PROBLEM DESCRIPTION: What lines in the data hold the string "skada"? Show them.

Document content entries:
_ _ _

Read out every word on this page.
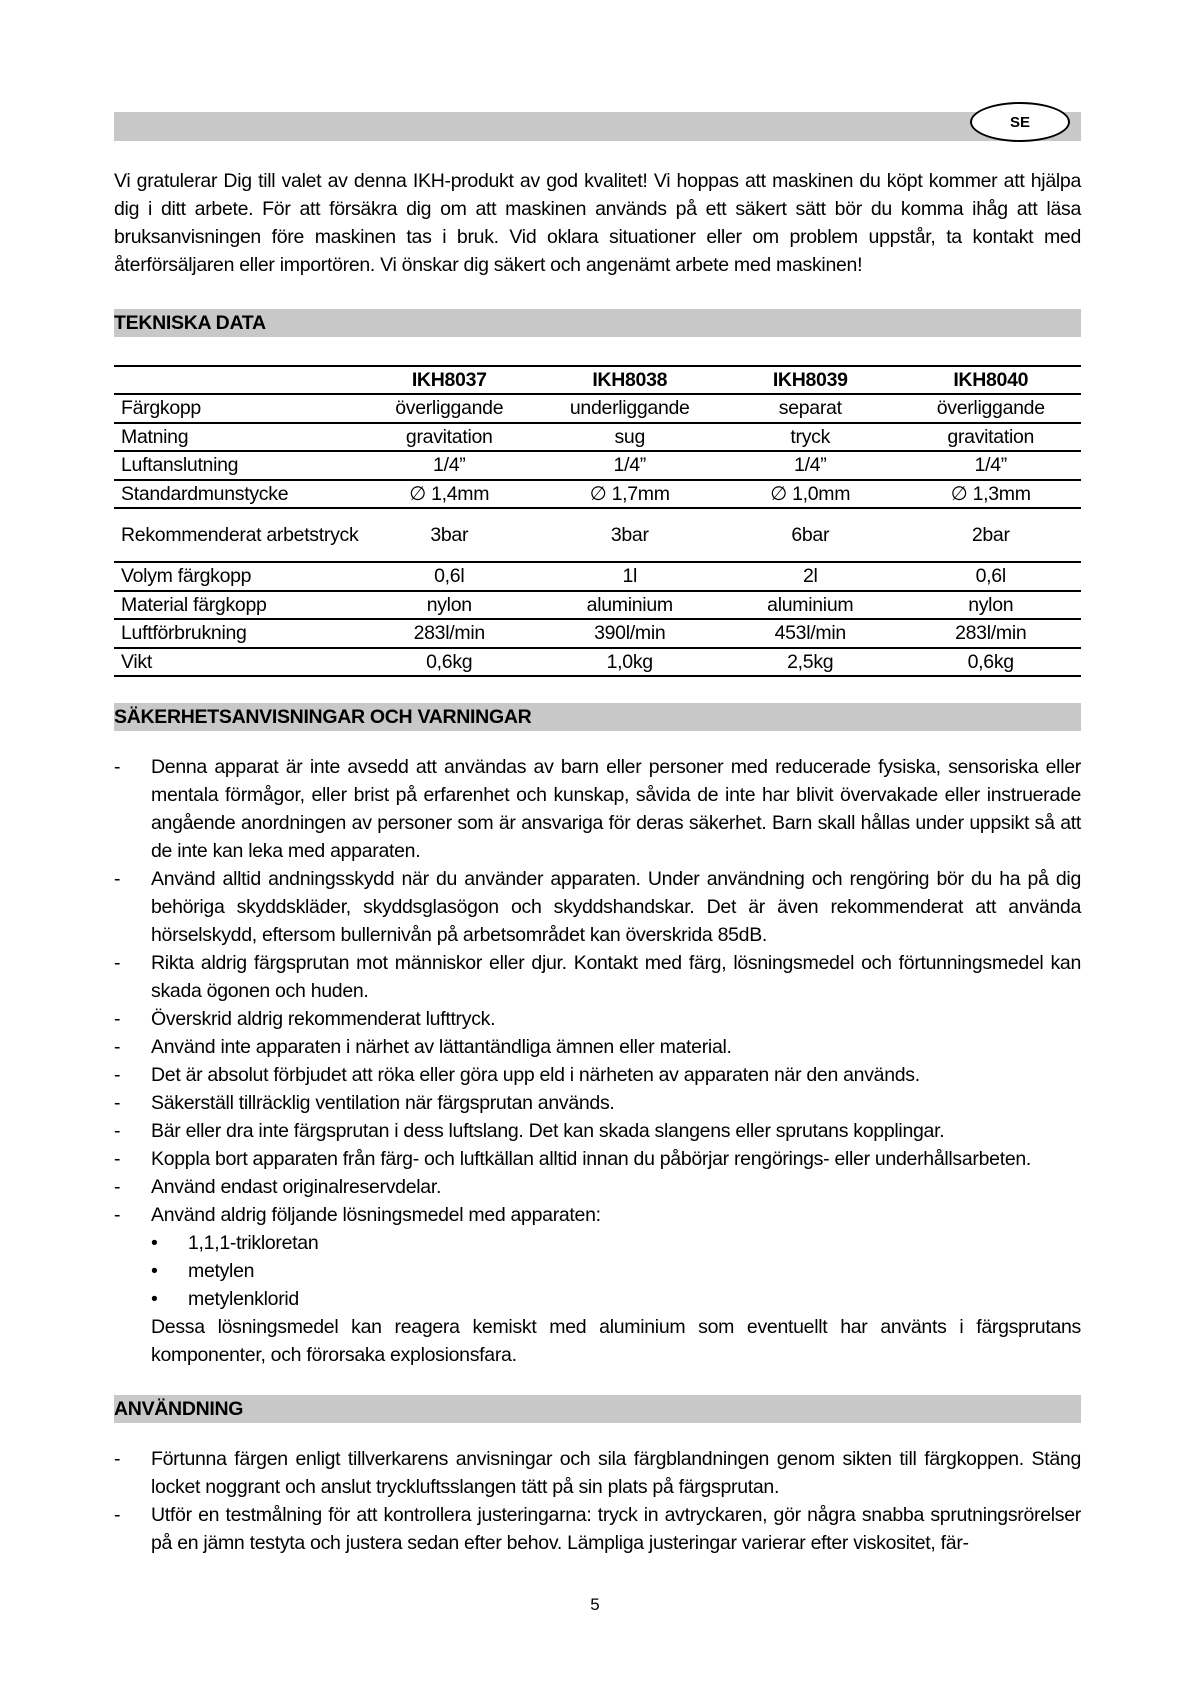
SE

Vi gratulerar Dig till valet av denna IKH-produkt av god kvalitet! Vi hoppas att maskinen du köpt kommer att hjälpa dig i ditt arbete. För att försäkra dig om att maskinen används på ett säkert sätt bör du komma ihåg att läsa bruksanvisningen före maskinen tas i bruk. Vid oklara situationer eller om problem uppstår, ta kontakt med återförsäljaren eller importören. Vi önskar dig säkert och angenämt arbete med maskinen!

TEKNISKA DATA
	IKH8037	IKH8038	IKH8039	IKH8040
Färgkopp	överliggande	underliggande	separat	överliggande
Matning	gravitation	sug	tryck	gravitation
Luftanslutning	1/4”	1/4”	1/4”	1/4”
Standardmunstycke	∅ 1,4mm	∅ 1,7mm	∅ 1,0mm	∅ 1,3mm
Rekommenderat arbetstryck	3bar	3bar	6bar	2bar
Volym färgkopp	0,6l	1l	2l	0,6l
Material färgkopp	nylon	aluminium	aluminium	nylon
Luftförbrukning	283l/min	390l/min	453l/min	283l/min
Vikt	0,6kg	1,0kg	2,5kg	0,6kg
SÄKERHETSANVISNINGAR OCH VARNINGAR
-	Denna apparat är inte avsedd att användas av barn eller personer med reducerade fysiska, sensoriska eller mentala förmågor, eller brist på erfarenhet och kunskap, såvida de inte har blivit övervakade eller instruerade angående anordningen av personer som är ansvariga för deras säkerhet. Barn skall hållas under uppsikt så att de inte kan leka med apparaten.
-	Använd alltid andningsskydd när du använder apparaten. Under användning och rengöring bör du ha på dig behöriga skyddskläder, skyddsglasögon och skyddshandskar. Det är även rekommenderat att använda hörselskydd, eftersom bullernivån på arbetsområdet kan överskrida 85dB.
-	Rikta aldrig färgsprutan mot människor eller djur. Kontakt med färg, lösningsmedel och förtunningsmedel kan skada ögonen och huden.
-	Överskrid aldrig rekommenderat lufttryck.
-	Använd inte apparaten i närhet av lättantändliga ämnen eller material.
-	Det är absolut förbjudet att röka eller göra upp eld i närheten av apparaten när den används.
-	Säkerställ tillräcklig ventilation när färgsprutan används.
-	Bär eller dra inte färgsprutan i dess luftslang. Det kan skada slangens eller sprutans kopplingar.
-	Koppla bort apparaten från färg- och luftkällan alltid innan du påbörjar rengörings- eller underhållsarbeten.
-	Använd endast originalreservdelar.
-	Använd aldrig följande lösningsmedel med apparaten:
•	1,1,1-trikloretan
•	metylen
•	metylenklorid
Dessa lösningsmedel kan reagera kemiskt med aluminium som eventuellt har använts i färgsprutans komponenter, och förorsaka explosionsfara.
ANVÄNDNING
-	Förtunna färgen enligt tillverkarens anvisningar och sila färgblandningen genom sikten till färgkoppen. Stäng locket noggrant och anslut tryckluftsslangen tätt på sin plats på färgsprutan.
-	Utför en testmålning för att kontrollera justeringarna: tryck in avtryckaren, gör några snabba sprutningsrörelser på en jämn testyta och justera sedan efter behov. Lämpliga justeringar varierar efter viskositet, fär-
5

_ _ _

ANSWER AREA:
-	Rikta aldrig färgsprutan mot människor eller djur. Kontakt med färg, lösningsmedel och förtunningsmedel kan skada ögonen och huden.
-	Bär eller dra inte färgsprutan i dess luftslang. Det kan skada slangens eller sprutans kopplingar.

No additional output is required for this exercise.